- **Exercise**:
Begin at the line that contains "Extract the structured" and quote each line exactly through the last one. Leave pictures out.

- **Data for the task**:
-- START --

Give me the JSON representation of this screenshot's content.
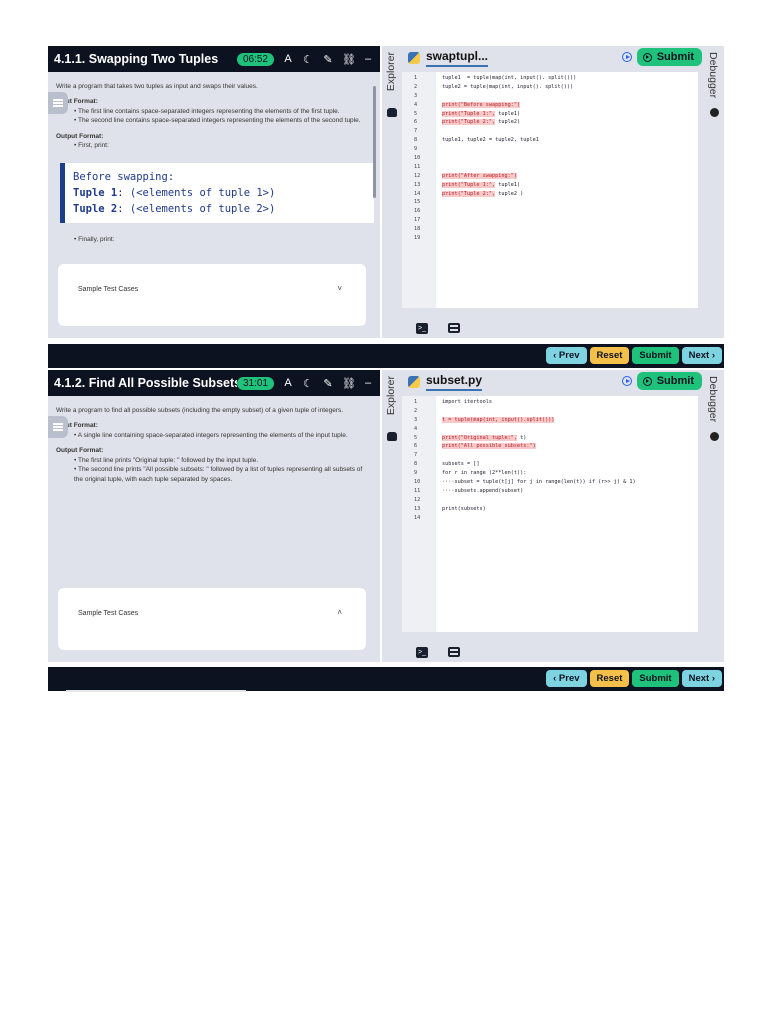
{
  "problems": [
    {
      "title": "4.1.1. Swapping Two Tuples",
      "timer": "06:52",
      "desc_intro": "Write a program that takes two tuples as input and swaps their values.",
      "input_heading": "Input Format:",
      "input_bullets": [
        "The first line contains space-separated integers representing the elements of the first tuple.",
        "The second line contains space-separated integers representing the elements of the second tuple."
      ],
      "output_heading": "Output Format:",
      "output_bullets": [
        "First, print:"
      ],
      "code_example": [
        {
          "kw": "",
          "rest": "Before swapping:"
        },
        {
          "kw": "Tuple 1",
          "rest": ": (<elements of tuple 1>)"
        },
        {
          "kw": "Tuple 2",
          "rest": ": (<elements of tuple 2>)"
        }
      ],
      "finally": "Finally, print:",
      "sample_label": "Sample Test Cases",
      "file_name": "swaptupl...",
      "code_lines": [
        "tuple1  = tuple(map(int, input(). split()))",
        "tuple2 = tuple(map(int, input(). split()))",
        "",
        "print(\"Before swapping:\")",
        "print(\"Tuple 1:\", tuple1)",
        "print(\"Tuple 2:\", tuple2)",
        "",
        "tuple1, tuple2 = tuple2, tuple1",
        "",
        "",
        "",
        "print(\"After swapping:\")",
        "print(\"Tuple 1:\", tuple1)",
        "print(\"Tuple 2:\", tuple2 )",
        "",
        "",
        "",
        "",
        ""
      ]
    },
    {
      "title": "4.1.2. Find All Possible Subsets...",
      "timer": "31:01",
      "desc_intro": "Write a program to find all possible subsets (including the empty subset) of a given tuple of integers.",
      "input_heading": "Input Format:",
      "input_bullets": [
        "A single line containing space-separated integers representing the elements of the input tuple."
      ],
      "output_heading": "Output Format:",
      "output_bullets": [
        "The first line prints \"Original tuple: \" followed by the input tuple.",
        "The second line prints \"All possible subsets: \" followed by a list of tuples representing all subsets of the original tuple, with each tuple separated by spaces."
      ],
      "sample_label": "Sample Test Cases",
      "file_name": "subset.py",
      "code_lines": [
        "import itertools",
        "",
        "t = tuple(map(int, input().split()))",
        "",
        "print(\"Original tuple:\", t)",
        "print(\"All possible subsets:\")",
        "",
        "subsets = []",
        "for r in range (2**len(t)):",
        "····subset = tuple(t[j] for j in range(len(t)) if (r>> j) & 1)",
        "····subsets.append(subset)",
        "",
        "print(subsets)",
        ""
      ]
    }
  ],
  "ui": {
    "explorer": "Explorer",
    "debugger": "Debugger",
    "submit": "Submit",
    "prev": "‹ Prev",
    "reset": "Reset",
    "next": "Next ›",
    "caret_down": "˅",
    "caret_up": "˄"
  }
}
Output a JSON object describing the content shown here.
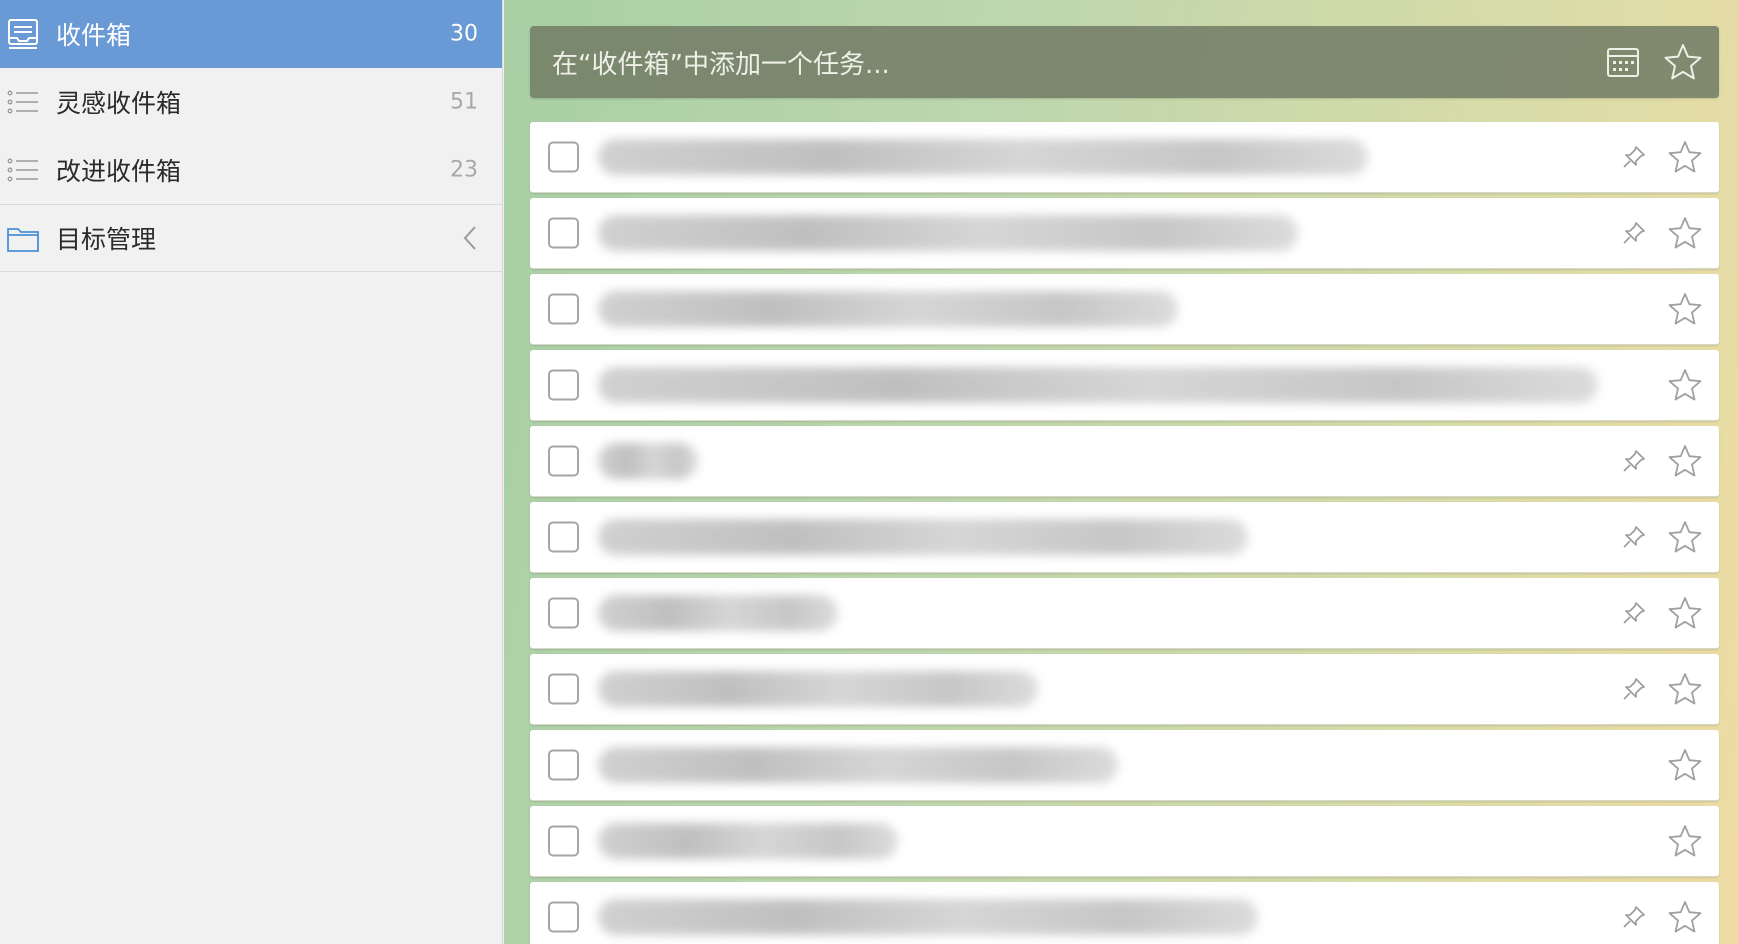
{
  "sidebar": {
    "items": [
      {
        "label": "收件箱",
        "count": "30",
        "icon": "inbox-icon",
        "active": true
      },
      {
        "label": "灵感收件箱",
        "count": "51",
        "icon": "list-icon",
        "active": false
      },
      {
        "label": "改进收件箱",
        "count": "23",
        "icon": "list-icon",
        "active": false
      }
    ],
    "folder": {
      "label": "目标管理",
      "icon": "folder-icon"
    }
  },
  "add_bar": {
    "placeholder": "在“收件箱”中添加一个任务...",
    "calendar_icon": "calendar-icon",
    "star_icon": "star-outline-icon"
  },
  "tasks": [
    {
      "has_pin": true,
      "starred": false
    },
    {
      "has_pin": true,
      "starred": false
    },
    {
      "has_pin": false,
      "starred": false
    },
    {
      "has_pin": false,
      "starred": false
    },
    {
      "has_pin": true,
      "starred": false
    },
    {
      "has_pin": true,
      "starred": false
    },
    {
      "has_pin": true,
      "starred": false
    },
    {
      "has_pin": true,
      "starred": false
    },
    {
      "has_pin": false,
      "starred": false
    },
    {
      "has_pin": false,
      "starred": false
    },
    {
      "has_pin": true,
      "starred": false
    }
  ],
  "colors": {
    "sidebar_active": "#6a9ad6",
    "add_bar_bg": "#737d66",
    "checkbox_border": "#a6a6a6",
    "icon_gray": "#9a9a9a"
  }
}
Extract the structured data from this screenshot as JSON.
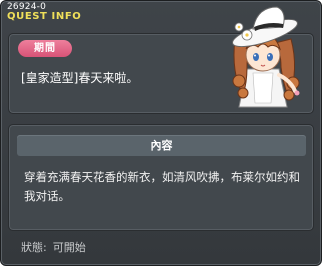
{
  "header": {
    "quest_id": "26924-0",
    "title": "QUEST INFO"
  },
  "quest": {
    "category": "期間",
    "name": "[皇家造型]春天来啦。"
  },
  "content": {
    "header_label": "內容",
    "description": "穿着充满春天花香的新衣，如清风吹拂，布莱尔如约和我对话。"
  },
  "status": {
    "label": "狀態:",
    "value": "可開始"
  },
  "colors": {
    "title_yellow": "#f0e05a",
    "badge_pink": "#e06585",
    "panel_bg": "#42484d",
    "window_bg": "#3a3e42"
  },
  "icons": {
    "npc": "npc-portrait-icon"
  }
}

-- END --

- **Output of the exercise**:
Extract the structured data from this screenshot as JSON.
{
  "header": {
    "quest_id": "26924-0",
    "title": "QUEST INFO"
  },
  "quest": {
    "category": "期間",
    "name": "[皇家造型]春天来啦。"
  },
  "content": {
    "header_label": "內容",
    "description": "穿着充满春天花香的新衣，如清风吹拂，布莱尔如约和我对话。"
  },
  "status": {
    "label": "狀態:",
    "value": "可開始"
  },
  "colors": {
    "title_yellow": "#f0e05a",
    "badge_pink": "#e06585",
    "panel_bg": "#42484d",
    "window_bg": "#3a3e42"
  },
  "icons": {
    "npc": "npc-portrait-icon"
  }
}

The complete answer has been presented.